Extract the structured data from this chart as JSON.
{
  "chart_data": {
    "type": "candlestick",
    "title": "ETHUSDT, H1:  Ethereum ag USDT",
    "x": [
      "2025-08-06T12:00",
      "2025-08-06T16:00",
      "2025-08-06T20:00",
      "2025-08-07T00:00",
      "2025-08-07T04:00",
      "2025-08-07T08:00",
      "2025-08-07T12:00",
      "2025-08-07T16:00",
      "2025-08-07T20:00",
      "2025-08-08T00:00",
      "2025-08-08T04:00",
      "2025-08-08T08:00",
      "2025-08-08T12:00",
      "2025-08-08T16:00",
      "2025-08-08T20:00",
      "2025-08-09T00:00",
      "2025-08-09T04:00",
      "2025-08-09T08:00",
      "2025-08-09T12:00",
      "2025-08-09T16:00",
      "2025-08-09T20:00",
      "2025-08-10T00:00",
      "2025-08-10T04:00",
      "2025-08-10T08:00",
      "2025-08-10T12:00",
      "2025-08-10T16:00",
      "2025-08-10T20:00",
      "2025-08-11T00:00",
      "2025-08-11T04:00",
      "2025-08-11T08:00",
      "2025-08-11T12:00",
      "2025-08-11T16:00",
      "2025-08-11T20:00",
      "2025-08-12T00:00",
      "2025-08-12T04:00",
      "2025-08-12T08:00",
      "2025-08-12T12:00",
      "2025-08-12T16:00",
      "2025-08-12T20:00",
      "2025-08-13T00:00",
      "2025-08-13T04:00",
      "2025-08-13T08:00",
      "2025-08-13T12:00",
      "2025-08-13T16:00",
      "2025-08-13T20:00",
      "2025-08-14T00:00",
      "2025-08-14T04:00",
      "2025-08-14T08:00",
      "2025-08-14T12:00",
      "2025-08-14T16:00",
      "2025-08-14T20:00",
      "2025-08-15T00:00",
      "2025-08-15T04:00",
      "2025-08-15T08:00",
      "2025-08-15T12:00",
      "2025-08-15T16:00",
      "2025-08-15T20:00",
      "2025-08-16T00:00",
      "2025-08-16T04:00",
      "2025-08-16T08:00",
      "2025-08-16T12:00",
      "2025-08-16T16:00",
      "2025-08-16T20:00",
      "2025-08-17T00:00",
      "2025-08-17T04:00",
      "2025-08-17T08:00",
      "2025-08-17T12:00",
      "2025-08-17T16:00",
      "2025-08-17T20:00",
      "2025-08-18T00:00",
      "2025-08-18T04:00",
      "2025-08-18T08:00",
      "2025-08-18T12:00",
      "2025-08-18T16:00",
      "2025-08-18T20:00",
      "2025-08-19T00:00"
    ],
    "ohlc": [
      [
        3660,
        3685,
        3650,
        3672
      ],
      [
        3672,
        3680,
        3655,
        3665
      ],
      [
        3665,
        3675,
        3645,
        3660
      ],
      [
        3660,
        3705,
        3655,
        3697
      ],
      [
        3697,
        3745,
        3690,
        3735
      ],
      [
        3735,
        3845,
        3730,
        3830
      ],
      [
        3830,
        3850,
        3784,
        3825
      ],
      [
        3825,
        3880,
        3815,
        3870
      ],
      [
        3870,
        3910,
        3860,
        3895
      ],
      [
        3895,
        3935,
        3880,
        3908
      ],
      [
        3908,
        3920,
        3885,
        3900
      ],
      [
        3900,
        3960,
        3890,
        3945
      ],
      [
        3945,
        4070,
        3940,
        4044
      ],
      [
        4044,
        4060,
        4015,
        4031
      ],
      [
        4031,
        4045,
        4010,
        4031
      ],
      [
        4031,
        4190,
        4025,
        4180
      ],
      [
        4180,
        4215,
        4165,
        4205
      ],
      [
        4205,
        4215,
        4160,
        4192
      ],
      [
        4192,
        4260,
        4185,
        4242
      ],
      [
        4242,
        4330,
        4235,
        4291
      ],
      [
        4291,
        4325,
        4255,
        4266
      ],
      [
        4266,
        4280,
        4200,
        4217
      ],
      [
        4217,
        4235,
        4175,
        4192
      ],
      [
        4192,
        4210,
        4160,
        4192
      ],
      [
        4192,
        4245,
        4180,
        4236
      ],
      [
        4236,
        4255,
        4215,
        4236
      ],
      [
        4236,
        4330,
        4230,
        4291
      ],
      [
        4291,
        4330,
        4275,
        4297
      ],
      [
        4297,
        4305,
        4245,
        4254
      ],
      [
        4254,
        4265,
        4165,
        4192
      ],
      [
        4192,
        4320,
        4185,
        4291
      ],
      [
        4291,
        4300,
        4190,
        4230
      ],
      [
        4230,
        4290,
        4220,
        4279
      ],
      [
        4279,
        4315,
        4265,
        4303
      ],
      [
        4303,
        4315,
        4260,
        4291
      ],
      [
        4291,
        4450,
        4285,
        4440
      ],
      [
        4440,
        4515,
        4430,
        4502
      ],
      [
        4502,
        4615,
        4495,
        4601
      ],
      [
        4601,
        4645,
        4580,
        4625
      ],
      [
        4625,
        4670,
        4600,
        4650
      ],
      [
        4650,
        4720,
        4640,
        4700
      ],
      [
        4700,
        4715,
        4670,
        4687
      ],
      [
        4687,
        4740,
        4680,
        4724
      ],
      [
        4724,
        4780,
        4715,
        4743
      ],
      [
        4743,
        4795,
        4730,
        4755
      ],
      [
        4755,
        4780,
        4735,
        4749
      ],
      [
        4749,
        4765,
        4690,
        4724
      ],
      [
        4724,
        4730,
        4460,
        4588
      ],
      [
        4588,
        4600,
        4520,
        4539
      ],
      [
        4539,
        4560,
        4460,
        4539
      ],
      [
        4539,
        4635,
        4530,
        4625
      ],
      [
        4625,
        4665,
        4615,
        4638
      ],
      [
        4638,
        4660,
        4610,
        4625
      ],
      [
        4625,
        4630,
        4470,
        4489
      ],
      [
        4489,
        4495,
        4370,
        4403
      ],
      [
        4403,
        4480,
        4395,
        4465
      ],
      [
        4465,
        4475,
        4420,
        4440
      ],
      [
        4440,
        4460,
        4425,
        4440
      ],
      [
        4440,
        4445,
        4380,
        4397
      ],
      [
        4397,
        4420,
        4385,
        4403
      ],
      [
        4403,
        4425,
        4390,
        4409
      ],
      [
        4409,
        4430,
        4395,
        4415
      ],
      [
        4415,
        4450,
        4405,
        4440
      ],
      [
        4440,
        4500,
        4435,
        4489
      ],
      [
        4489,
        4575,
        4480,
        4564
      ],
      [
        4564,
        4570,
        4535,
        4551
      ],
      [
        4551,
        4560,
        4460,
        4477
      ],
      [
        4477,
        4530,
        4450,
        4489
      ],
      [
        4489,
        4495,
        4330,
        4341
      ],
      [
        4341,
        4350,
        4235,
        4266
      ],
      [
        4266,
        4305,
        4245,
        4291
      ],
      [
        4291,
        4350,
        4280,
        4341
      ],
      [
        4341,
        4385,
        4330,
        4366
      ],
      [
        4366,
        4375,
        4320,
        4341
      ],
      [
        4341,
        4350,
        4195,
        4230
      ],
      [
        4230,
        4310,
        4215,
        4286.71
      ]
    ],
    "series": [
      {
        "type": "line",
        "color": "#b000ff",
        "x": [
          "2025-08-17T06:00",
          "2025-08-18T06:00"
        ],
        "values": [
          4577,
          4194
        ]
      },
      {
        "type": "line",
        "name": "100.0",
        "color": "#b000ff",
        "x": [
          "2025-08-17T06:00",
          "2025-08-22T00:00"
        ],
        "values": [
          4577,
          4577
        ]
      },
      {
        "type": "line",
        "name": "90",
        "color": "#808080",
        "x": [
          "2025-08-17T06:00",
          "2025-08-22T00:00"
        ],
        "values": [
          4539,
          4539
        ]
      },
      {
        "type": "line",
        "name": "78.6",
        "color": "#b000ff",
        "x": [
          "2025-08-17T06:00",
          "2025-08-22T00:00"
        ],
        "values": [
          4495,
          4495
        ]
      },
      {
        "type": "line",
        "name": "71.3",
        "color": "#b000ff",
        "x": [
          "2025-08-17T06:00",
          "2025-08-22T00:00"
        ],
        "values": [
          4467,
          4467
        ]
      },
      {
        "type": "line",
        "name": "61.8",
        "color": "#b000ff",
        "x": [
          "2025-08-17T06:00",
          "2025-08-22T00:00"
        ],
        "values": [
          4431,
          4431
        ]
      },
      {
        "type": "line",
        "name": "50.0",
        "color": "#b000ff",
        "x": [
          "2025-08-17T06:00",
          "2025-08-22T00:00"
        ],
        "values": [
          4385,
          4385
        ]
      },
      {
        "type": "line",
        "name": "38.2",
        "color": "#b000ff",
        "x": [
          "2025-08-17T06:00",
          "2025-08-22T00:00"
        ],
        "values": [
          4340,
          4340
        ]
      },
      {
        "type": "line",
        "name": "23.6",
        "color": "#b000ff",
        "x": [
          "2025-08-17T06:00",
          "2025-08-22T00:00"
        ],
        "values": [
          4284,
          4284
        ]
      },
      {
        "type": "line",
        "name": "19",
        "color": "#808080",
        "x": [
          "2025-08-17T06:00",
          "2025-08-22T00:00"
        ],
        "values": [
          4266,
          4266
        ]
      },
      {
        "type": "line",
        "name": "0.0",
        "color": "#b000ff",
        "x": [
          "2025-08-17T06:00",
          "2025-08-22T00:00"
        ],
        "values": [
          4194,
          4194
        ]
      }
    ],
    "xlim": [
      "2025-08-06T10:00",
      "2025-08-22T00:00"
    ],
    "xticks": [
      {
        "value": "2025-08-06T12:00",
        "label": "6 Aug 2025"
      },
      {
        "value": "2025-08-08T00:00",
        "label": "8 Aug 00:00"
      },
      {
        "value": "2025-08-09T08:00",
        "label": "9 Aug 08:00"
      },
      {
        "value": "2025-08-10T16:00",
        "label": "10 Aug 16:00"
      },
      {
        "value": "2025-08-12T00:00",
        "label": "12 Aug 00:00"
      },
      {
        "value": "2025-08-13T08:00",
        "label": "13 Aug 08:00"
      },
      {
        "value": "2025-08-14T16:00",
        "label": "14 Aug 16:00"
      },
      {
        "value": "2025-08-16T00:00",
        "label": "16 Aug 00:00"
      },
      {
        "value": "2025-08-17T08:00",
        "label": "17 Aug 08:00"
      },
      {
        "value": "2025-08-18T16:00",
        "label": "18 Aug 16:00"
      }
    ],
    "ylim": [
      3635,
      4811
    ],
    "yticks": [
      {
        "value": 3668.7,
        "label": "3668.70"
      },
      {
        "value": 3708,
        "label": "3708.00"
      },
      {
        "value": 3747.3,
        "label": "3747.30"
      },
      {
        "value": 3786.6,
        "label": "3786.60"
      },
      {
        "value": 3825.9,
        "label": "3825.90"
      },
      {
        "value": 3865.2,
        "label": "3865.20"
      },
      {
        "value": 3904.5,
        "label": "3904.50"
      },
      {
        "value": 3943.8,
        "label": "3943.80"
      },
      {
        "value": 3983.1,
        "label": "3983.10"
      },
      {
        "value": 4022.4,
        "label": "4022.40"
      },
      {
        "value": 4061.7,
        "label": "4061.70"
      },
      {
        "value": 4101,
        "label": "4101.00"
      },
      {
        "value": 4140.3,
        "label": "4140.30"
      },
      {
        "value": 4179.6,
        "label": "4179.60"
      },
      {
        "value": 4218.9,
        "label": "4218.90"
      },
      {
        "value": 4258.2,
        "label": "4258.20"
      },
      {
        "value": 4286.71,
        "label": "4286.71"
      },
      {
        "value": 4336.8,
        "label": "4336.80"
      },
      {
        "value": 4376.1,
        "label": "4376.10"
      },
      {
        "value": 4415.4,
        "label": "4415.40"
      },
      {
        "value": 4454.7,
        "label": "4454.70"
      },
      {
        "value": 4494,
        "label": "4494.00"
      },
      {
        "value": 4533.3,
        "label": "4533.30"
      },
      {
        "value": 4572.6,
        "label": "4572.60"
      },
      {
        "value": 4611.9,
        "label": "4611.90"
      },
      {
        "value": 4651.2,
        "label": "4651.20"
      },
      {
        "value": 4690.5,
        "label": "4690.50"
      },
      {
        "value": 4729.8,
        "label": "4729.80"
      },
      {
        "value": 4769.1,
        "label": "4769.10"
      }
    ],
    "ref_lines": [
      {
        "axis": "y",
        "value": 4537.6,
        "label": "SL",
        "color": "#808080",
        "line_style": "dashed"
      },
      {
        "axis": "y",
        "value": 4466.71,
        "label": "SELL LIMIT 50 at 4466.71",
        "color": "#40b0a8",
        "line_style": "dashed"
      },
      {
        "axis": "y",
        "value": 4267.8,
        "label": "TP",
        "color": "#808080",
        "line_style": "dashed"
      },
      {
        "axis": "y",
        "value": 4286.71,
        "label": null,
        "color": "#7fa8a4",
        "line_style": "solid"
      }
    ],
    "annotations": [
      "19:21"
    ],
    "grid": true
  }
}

[The task] Find all lines holding the string "name" and copy them.

[Correct answer]
        "name": "100.0",
        "name": "90",
        "name": "78.6",
        "name": "71.3",
        "name": "61.8",
        "name": "50.0",
        "name": "38.2",
        "name": "23.6",
        "name": "19",
        "name": "0.0",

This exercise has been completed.